Work request: Do these three statements agree with the pulmonary hypertension review below? 1. Nitric oxide causes vasoconstriction in the pulmonary vasculature. 2. The smaller a vessel's radius, the larger its resistance. 3. Flow and resistance are directly related.

Reading passage:
┌──

Under Pressure: A review of pulmonary hypertension

Trevor Gerlach, DVM, Diplomate ACVIM (Cardiology)

The pulmonary vasculature is a low-pressure, low-resistance system that is responsible for gas exchange, acid-base regulation, and synthesis, activation, and degradation of enzymes/hormones. Blood flow through this system is determine by the pressure gradient and the resistance. Flow and resistance are inversely related, and the most influential variable in determining resistance is vessel radius (the smaller the radius, the larger the resistance). Local production of substances such as nitric oxide and prostacyclin (PGI2) leads to vasodilation. Hypoxia and the production and release of thromboxane, endothelin, and/or serotonin cause vasoconstriction. Under normal circumstances, the pulmonary arterial pressure is maintained at <30mmHg/20mmHg (systolic/diastolic).

└──

Data under study:
┌──

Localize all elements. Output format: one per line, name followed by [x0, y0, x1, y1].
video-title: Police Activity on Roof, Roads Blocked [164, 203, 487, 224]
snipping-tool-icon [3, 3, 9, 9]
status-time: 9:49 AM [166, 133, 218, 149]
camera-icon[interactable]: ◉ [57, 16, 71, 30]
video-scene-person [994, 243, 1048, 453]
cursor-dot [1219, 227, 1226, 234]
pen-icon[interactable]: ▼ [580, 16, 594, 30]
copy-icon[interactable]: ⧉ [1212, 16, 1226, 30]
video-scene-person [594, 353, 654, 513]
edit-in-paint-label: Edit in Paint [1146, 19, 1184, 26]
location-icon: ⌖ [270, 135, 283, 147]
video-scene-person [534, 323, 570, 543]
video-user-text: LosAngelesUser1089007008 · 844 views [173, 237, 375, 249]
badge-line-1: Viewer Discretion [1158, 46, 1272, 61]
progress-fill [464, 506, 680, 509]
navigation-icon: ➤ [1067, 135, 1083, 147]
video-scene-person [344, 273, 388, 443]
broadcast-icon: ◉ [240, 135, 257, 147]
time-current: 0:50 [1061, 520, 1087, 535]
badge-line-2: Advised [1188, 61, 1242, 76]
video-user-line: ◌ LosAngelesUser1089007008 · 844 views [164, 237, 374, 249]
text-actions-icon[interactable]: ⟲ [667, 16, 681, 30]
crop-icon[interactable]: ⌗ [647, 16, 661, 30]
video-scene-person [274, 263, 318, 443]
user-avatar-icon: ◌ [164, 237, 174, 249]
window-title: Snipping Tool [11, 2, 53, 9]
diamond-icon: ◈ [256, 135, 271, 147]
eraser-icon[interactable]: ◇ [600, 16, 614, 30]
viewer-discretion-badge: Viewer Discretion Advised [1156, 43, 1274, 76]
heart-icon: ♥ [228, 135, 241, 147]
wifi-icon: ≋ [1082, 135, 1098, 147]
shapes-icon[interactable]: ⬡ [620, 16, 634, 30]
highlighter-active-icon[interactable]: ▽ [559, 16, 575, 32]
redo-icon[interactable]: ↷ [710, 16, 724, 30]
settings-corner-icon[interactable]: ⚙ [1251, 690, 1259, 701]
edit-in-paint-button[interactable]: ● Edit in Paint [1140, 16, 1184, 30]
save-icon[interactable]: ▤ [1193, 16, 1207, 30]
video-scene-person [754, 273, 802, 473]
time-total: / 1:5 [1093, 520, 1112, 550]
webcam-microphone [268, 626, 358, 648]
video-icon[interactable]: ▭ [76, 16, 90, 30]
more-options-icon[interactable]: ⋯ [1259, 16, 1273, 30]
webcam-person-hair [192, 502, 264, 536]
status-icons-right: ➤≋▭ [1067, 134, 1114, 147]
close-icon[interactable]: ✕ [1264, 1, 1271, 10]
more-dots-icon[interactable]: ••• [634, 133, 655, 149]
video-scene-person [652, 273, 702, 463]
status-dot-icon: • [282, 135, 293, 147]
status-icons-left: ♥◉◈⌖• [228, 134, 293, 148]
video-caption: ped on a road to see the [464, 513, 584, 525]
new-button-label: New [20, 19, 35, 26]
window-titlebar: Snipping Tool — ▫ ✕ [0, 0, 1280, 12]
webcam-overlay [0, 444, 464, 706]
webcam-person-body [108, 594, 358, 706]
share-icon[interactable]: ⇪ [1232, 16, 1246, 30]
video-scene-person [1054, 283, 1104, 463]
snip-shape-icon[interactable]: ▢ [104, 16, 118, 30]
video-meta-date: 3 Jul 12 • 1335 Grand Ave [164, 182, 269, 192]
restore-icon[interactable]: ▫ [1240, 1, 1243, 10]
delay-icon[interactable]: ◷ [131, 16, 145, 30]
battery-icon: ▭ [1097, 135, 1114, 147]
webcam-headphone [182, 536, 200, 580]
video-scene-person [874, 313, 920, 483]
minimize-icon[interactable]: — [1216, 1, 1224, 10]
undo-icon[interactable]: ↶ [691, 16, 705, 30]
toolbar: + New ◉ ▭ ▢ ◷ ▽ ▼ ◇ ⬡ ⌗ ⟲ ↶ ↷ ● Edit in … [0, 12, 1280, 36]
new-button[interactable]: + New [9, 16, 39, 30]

└──

Written solution:
1. No: "Local production of substances such as nitric oxide and prostacyclin (PGI2) leads to vasodilation."
2. Yes: "the smaller the radius, the larger the resistance"
3. No: "Flow and resistance are inversely related"